_Problem to solve_: Exclude all pictures, then copy each of the records exactly as written.

_Listing_:
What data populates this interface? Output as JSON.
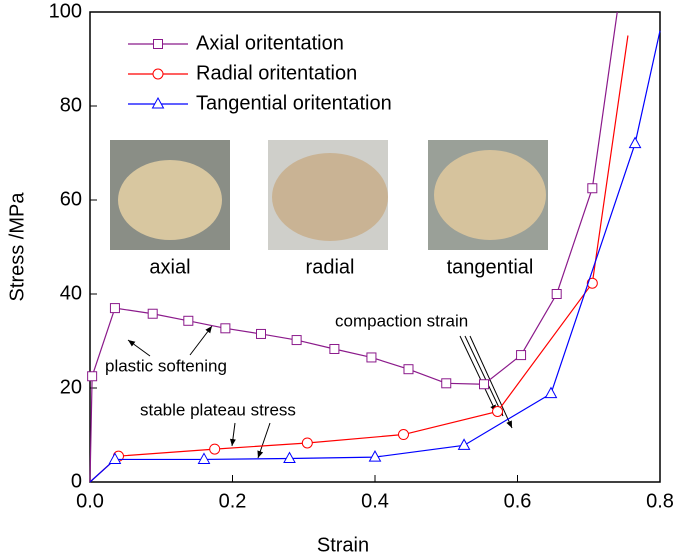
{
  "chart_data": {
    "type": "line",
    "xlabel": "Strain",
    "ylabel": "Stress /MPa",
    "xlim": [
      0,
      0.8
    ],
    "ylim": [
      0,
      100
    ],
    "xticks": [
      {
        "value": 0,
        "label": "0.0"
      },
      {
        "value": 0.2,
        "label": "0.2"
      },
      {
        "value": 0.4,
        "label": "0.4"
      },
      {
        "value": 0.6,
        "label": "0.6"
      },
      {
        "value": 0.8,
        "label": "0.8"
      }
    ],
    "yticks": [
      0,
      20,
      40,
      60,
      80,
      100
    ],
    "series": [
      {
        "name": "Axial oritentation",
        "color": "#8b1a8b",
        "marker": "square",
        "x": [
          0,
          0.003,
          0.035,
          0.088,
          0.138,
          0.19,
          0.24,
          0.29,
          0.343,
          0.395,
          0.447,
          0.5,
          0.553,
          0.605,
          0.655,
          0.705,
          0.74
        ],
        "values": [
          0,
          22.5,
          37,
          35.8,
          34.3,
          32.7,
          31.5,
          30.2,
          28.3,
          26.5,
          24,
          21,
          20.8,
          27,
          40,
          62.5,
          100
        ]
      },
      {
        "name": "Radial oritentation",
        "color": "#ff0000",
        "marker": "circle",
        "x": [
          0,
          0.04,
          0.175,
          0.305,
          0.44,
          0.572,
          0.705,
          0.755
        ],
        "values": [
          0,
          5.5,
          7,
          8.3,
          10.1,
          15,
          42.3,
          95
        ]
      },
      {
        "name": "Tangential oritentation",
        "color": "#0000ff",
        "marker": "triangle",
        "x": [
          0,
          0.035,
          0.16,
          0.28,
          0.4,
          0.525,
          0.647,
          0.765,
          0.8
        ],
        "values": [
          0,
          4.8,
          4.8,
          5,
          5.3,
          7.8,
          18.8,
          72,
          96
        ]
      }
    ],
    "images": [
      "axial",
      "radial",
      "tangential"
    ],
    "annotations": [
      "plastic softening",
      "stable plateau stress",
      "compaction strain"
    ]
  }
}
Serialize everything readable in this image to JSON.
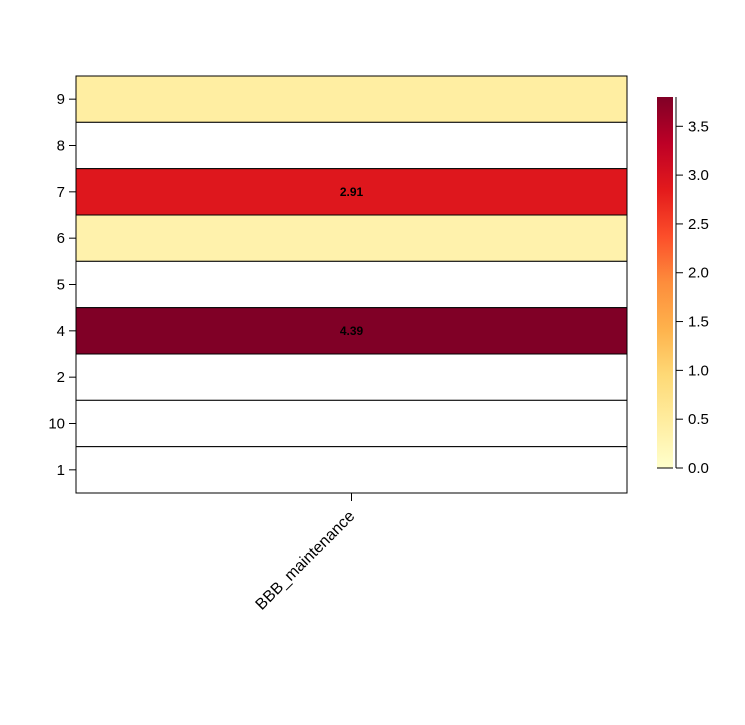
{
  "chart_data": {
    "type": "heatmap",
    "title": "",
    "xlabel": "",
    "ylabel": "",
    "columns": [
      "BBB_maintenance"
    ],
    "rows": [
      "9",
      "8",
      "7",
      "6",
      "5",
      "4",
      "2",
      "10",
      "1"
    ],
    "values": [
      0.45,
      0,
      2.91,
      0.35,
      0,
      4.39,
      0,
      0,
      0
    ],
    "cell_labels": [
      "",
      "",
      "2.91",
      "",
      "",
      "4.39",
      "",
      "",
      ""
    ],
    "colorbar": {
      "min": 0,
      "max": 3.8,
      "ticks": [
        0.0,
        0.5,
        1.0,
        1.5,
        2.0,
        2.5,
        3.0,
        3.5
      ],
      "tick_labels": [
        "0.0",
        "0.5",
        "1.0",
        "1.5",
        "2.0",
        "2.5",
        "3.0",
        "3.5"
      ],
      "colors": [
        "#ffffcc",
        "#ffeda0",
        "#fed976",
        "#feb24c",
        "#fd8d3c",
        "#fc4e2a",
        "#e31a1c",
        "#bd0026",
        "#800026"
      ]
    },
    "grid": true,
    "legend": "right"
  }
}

_Response below_:
What data populates this interface? Output as JSON.
{
  "chart_data": {
    "type": "line",
    "xlabel": "Strain",
    "ylabel": "Stress /MPa",
    "xlim": [
      0,
      0.8
    ],
    "ylim": [
      0,
      100
    ],
    "xticks": [
      {
        "value": 0,
        "label": "0.0"
      },
      {
        "value": 0.2,
        "label": "0.2"
      },
      {
        "value": 0.4,
        "label": "0.4"
      },
      {
        "value": 0.6,
        "label": "0.6"
      },
      {
        "value": 0.8,
        "label": "0.8"
      }
    ],
    "yticks": [
      0,
      20,
      40,
      60,
      80,
      100
    ],
    "series": [
      {
        "name": "Axial oritentation",
        "color": "#8b1a8b",
        "marker": "square",
        "x": [
          0,
          0.003,
          0.035,
          0.088,
          0.138,
          0.19,
          0.24,
          0.29,
          0.343,
          0.395,
          0.447,
          0.5,
          0.553,
          0.605,
          0.655,
          0.705,
          0.74
        ],
        "values": [
          0,
          22.5,
          37,
          35.8,
          34.3,
          32.7,
          31.5,
          30.2,
          28.3,
          26.5,
          24,
          21,
          20.8,
          27,
          40,
          62.5,
          100
        ]
      },
      {
        "name": "Radial oritentation",
        "color": "#ff0000",
        "marker": "circle",
        "x": [
          0,
          0.04,
          0.175,
          0.305,
          0.44,
          0.572,
          0.705,
          0.755
        ],
        "values": [
          0,
          5.5,
          7,
          8.3,
          10.1,
          15,
          42.3,
          95
        ]
      },
      {
        "name": "Tangential oritentation",
        "color": "#0000ff",
        "marker": "triangle",
        "x": [
          0,
          0.035,
          0.16,
          0.28,
          0.4,
          0.525,
          0.647,
          0.765,
          0.8
        ],
        "values": [
          0,
          4.8,
          4.8,
          5,
          5.3,
          7.8,
          18.8,
          72,
          96
        ]
      }
    ],
    "images": [
      "axial",
      "radial",
      "tangential"
    ],
    "annotations": [
      "plastic softening",
      "stable plateau stress",
      "compaction strain"
    ]
  }
}
Serialize everything readable in this image to JSON.
{
  "chart_data": {
    "type": "heatmap",
    "title": "",
    "xlabel": "",
    "ylabel": "",
    "columns": [
      "BBB_maintenance"
    ],
    "rows": [
      "9",
      "8",
      "7",
      "6",
      "5",
      "4",
      "2",
      "10",
      "1"
    ],
    "values": [
      0.45,
      0,
      2.91,
      0.35,
      0,
      4.39,
      0,
      0,
      0
    ],
    "cell_labels": [
      "",
      "",
      "2.91",
      "",
      "",
      "4.39",
      "",
      "",
      ""
    ],
    "colorbar": {
      "min": 0,
      "max": 3.8,
      "ticks": [
        0.0,
        0.5,
        1.0,
        1.5,
        2.0,
        2.5,
        3.0,
        3.5
      ],
      "tick_labels": [
        "0.0",
        "0.5",
        "1.0",
        "1.5",
        "2.0",
        "2.5",
        "3.0",
        "3.5"
      ],
      "colors": [
        "#ffffcc",
        "#ffeda0",
        "#fed976",
        "#feb24c",
        "#fd8d3c",
        "#fc4e2a",
        "#e31a1c",
        "#bd0026",
        "#800026"
      ]
    },
    "grid": true,
    "legend": "right"
  }
}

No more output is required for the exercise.